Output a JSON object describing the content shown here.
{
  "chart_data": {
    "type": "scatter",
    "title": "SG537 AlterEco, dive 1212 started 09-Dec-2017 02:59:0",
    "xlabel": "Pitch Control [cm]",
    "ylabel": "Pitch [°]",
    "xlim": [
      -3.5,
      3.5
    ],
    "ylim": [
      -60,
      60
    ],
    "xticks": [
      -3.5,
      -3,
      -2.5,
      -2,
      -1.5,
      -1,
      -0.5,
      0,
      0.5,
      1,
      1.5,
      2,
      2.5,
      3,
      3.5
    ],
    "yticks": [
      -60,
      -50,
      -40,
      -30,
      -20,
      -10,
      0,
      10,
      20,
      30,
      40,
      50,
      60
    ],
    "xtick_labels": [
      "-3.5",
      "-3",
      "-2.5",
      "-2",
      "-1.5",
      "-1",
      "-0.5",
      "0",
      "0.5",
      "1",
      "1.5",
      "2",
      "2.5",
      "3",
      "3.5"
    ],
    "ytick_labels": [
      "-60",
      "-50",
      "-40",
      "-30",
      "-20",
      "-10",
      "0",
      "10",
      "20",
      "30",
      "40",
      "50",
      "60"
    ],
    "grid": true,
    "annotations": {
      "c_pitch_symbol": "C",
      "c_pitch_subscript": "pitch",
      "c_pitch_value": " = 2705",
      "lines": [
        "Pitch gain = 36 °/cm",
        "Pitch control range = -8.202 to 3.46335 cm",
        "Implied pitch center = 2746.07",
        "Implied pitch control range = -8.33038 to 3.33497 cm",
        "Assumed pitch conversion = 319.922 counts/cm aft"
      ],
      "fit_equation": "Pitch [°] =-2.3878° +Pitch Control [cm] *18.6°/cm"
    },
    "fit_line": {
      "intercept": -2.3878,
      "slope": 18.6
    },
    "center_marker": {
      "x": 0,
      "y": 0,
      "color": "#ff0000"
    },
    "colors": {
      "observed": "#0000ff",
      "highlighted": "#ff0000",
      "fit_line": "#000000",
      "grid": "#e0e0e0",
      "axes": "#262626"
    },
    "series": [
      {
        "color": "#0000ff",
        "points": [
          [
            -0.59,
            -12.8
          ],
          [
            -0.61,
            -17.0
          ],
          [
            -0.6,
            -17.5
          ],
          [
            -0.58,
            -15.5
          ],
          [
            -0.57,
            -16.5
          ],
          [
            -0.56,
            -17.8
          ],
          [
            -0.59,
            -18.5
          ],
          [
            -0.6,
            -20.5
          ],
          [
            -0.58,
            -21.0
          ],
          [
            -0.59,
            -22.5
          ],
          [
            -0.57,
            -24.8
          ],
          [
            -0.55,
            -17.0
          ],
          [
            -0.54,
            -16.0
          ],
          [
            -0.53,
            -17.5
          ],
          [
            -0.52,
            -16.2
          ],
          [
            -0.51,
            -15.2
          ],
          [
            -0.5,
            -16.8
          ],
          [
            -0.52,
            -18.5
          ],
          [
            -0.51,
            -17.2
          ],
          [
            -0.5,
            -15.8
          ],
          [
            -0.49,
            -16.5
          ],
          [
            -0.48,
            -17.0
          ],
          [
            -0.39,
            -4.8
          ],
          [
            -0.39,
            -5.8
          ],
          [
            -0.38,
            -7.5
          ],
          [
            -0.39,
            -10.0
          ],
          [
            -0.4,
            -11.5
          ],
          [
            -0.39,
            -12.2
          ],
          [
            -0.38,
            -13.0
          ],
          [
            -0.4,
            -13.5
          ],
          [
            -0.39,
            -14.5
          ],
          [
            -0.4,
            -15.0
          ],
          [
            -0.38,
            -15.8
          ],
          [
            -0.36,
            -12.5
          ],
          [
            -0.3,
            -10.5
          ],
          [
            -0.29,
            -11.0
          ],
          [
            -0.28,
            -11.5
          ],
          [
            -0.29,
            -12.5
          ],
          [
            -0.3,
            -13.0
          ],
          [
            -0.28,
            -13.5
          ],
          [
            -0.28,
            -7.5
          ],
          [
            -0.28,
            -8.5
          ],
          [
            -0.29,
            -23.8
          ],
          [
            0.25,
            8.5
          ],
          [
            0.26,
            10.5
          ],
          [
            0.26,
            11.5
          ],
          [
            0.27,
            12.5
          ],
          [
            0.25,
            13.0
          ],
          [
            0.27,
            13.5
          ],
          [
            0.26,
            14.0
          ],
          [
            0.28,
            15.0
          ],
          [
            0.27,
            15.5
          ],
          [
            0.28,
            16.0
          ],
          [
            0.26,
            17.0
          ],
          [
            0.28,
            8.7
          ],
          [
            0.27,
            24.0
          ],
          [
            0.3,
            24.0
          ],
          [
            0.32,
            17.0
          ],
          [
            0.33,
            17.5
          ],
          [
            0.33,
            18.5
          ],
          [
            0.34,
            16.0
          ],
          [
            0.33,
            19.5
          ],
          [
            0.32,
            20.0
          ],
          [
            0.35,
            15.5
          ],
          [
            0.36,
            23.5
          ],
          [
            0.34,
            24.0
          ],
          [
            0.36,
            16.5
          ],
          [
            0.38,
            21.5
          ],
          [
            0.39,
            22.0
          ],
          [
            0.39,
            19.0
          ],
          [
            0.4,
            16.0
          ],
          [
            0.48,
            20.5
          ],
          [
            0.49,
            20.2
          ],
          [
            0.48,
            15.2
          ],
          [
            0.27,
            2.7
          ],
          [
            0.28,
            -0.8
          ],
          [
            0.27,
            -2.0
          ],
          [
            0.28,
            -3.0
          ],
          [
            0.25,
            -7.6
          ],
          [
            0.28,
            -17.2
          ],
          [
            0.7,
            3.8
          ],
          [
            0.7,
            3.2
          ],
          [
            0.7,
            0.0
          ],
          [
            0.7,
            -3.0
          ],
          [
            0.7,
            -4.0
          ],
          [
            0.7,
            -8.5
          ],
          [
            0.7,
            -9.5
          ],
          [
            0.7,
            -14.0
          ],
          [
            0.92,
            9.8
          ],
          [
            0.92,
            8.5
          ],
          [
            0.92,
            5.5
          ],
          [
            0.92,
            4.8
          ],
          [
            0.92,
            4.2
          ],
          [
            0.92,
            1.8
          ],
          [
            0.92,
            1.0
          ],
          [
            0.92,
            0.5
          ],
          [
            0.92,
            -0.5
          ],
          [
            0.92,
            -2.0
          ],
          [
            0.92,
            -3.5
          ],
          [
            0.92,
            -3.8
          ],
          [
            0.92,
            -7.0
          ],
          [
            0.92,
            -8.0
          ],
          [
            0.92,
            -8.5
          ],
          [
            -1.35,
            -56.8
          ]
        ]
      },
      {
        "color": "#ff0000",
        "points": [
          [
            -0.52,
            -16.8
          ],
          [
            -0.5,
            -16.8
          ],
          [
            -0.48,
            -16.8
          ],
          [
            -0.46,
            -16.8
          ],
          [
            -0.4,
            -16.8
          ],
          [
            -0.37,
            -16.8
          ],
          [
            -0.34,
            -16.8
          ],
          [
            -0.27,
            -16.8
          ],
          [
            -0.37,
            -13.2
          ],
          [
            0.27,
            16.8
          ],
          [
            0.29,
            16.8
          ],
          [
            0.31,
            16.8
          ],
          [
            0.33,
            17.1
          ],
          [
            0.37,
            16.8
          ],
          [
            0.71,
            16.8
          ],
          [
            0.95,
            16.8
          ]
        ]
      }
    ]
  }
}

◆ WHAT THE EXERCISE ASKS
Repeat all the entries word for word.

◆ EXPECTED OUTPUT
Output a JSON object describing the content shown here.
{
  "chart_data": {
    "type": "scatter",
    "title": "SG537 AlterEco, dive 1212 started 09-Dec-2017 02:59:0",
    "xlabel": "Pitch Control [cm]",
    "ylabel": "Pitch [°]",
    "xlim": [
      -3.5,
      3.5
    ],
    "ylim": [
      -60,
      60
    ],
    "xticks": [
      -3.5,
      -3,
      -2.5,
      -2,
      -1.5,
      -1,
      -0.5,
      0,
      0.5,
      1,
      1.5,
      2,
      2.5,
      3,
      3.5
    ],
    "yticks": [
      -60,
      -50,
      -40,
      -30,
      -20,
      -10,
      0,
      10,
      20,
      30,
      40,
      50,
      60
    ],
    "xtick_labels": [
      "-3.5",
      "-3",
      "-2.5",
      "-2",
      "-1.5",
      "-1",
      "-0.5",
      "0",
      "0.5",
      "1",
      "1.5",
      "2",
      "2.5",
      "3",
      "3.5"
    ],
    "ytick_labels": [
      "-60",
      "-50",
      "-40",
      "-30",
      "-20",
      "-10",
      "0",
      "10",
      "20",
      "30",
      "40",
      "50",
      "60"
    ],
    "grid": true,
    "annotations": {
      "c_pitch_symbol": "C",
      "c_pitch_subscript": "pitch",
      "c_pitch_value": " = 2705",
      "lines": [
        "Pitch gain = 36 °/cm",
        "Pitch control range = -8.202 to 3.46335 cm",
        "Implied pitch center = 2746.07",
        "Implied pitch control range = -8.33038 to 3.33497 cm",
        "Assumed pitch conversion = 319.922 counts/cm aft"
      ],
      "fit_equation": "Pitch [°] =-2.3878° +Pitch Control [cm] *18.6°/cm"
    },
    "fit_line": {
      "intercept": -2.3878,
      "slope": 18.6
    },
    "center_marker": {
      "x": 0,
      "y": 0,
      "color": "#ff0000"
    },
    "colors": {
      "observed": "#0000ff",
      "highlighted": "#ff0000",
      "fit_line": "#000000",
      "grid": "#e0e0e0",
      "axes": "#262626"
    },
    "series": [
      {
        "color": "#0000ff",
        "points": [
          [
            -0.59,
            -12.8
          ],
          [
            -0.61,
            -17.0
          ],
          [
            -0.6,
            -17.5
          ],
          [
            -0.58,
            -15.5
          ],
          [
            -0.57,
            -16.5
          ],
          [
            -0.56,
            -17.8
          ],
          [
            -0.59,
            -18.5
          ],
          [
            -0.6,
            -20.5
          ],
          [
            -0.58,
            -21.0
          ],
          [
            -0.59,
            -22.5
          ],
          [
            -0.57,
            -24.8
          ],
          [
            -0.55,
            -17.0
          ],
          [
            -0.54,
            -16.0
          ],
          [
            -0.53,
            -17.5
          ],
          [
            -0.52,
            -16.2
          ],
          [
            -0.51,
            -15.2
          ],
          [
            -0.5,
            -16.8
          ],
          [
            -0.52,
            -18.5
          ],
          [
            -0.51,
            -17.2
          ],
          [
            -0.5,
            -15.8
          ],
          [
            -0.49,
            -16.5
          ],
          [
            -0.48,
            -17.0
          ],
          [
            -0.39,
            -4.8
          ],
          [
            -0.39,
            -5.8
          ],
          [
            -0.38,
            -7.5
          ],
          [
            -0.39,
            -10.0
          ],
          [
            -0.4,
            -11.5
          ],
          [
            -0.39,
            -12.2
          ],
          [
            -0.38,
            -13.0
          ],
          [
            -0.4,
            -13.5
          ],
          [
            -0.39,
            -14.5
          ],
          [
            -0.4,
            -15.0
          ],
          [
            -0.38,
            -15.8
          ],
          [
            -0.36,
            -12.5
          ],
          [
            -0.3,
            -10.5
          ],
          [
            -0.29,
            -11.0
          ],
          [
            -0.28,
            -11.5
          ],
          [
            -0.29,
            -12.5
          ],
          [
            -0.3,
            -13.0
          ],
          [
            -0.28,
            -13.5
          ],
          [
            -0.28,
            -7.5
          ],
          [
            -0.28,
            -8.5
          ],
          [
            -0.29,
            -23.8
          ],
          [
            0.25,
            8.5
          ],
          [
            0.26,
            10.5
          ],
          [
            0.26,
            11.5
          ],
          [
            0.27,
            12.5
          ],
          [
            0.25,
            13.0
          ],
          [
            0.27,
            13.5
          ],
          [
            0.26,
            14.0
          ],
          [
            0.28,
            15.0
          ],
          [
            0.27,
            15.5
          ],
          [
            0.28,
            16.0
          ],
          [
            0.26,
            17.0
          ],
          [
            0.28,
            8.7
          ],
          [
            0.27,
            24.0
          ],
          [
            0.3,
            24.0
          ],
          [
            0.32,
            17.0
          ],
          [
            0.33,
            17.5
          ],
          [
            0.33,
            18.5
          ],
          [
            0.34,
            16.0
          ],
          [
            0.33,
            19.5
          ],
          [
            0.32,
            20.0
          ],
          [
            0.35,
            15.5
          ],
          [
            0.36,
            23.5
          ],
          [
            0.34,
            24.0
          ],
          [
            0.36,
            16.5
          ],
          [
            0.38,
            21.5
          ],
          [
            0.39,
            22.0
          ],
          [
            0.39,
            19.0
          ],
          [
            0.4,
            16.0
          ],
          [
            0.48,
            20.5
          ],
          [
            0.49,
            20.2
          ],
          [
            0.48,
            15.2
          ],
          [
            0.27,
            2.7
          ],
          [
            0.28,
            -0.8
          ],
          [
            0.27,
            -2.0
          ],
          [
            0.28,
            -3.0
          ],
          [
            0.25,
            -7.6
          ],
          [
            0.28,
            -17.2
          ],
          [
            0.7,
            3.8
          ],
          [
            0.7,
            3.2
          ],
          [
            0.7,
            0.0
          ],
          [
            0.7,
            -3.0
          ],
          [
            0.7,
            -4.0
          ],
          [
            0.7,
            -8.5
          ],
          [
            0.7,
            -9.5
          ],
          [
            0.7,
            -14.0
          ],
          [
            0.92,
            9.8
          ],
          [
            0.92,
            8.5
          ],
          [
            0.92,
            5.5
          ],
          [
            0.92,
            4.8
          ],
          [
            0.92,
            4.2
          ],
          [
            0.92,
            1.8
          ],
          [
            0.92,
            1.0
          ],
          [
            0.92,
            0.5
          ],
          [
            0.92,
            -0.5
          ],
          [
            0.92,
            -2.0
          ],
          [
            0.92,
            -3.5
          ],
          [
            0.92,
            -3.8
          ],
          [
            0.92,
            -7.0
          ],
          [
            0.92,
            -8.0
          ],
          [
            0.92,
            -8.5
          ],
          [
            -1.35,
            -56.8
          ]
        ]
      },
      {
        "color": "#ff0000",
        "points": [
          [
            -0.52,
            -16.8
          ],
          [
            -0.5,
            -16.8
          ],
          [
            -0.48,
            -16.8
          ],
          [
            -0.46,
            -16.8
          ],
          [
            -0.4,
            -16.8
          ],
          [
            -0.37,
            -16.8
          ],
          [
            -0.34,
            -16.8
          ],
          [
            -0.27,
            -16.8
          ],
          [
            -0.37,
            -13.2
          ],
          [
            0.27,
            16.8
          ],
          [
            0.29,
            16.8
          ],
          [
            0.31,
            16.8
          ],
          [
            0.33,
            17.1
          ],
          [
            0.37,
            16.8
          ],
          [
            0.71,
            16.8
          ],
          [
            0.95,
            16.8
          ]
        ]
      }
    ]
  }
}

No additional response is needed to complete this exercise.